>>>

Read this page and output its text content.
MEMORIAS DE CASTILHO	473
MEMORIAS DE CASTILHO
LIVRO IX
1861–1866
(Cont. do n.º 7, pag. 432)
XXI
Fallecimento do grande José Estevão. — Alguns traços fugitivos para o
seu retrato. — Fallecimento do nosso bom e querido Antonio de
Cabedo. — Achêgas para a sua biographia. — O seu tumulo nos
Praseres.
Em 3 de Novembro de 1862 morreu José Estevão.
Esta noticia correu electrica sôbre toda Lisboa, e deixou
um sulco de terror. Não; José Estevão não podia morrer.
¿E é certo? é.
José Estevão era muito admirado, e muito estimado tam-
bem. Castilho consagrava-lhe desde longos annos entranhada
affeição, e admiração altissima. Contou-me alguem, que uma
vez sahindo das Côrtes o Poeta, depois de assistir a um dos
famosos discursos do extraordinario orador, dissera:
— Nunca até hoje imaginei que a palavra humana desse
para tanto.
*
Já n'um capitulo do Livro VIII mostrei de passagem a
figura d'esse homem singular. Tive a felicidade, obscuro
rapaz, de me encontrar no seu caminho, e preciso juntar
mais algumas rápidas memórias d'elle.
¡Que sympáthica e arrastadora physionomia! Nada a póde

<<<

DIRECTION:
Make a list of all lines in the data that contain "para".

TASK ANSWER:
Fallecimento do grande José Estevão. — Alguns traços fugitivos para o
Cabedo. — Achêgas para a sua biographia. — O seu tumulo nos
para tanto.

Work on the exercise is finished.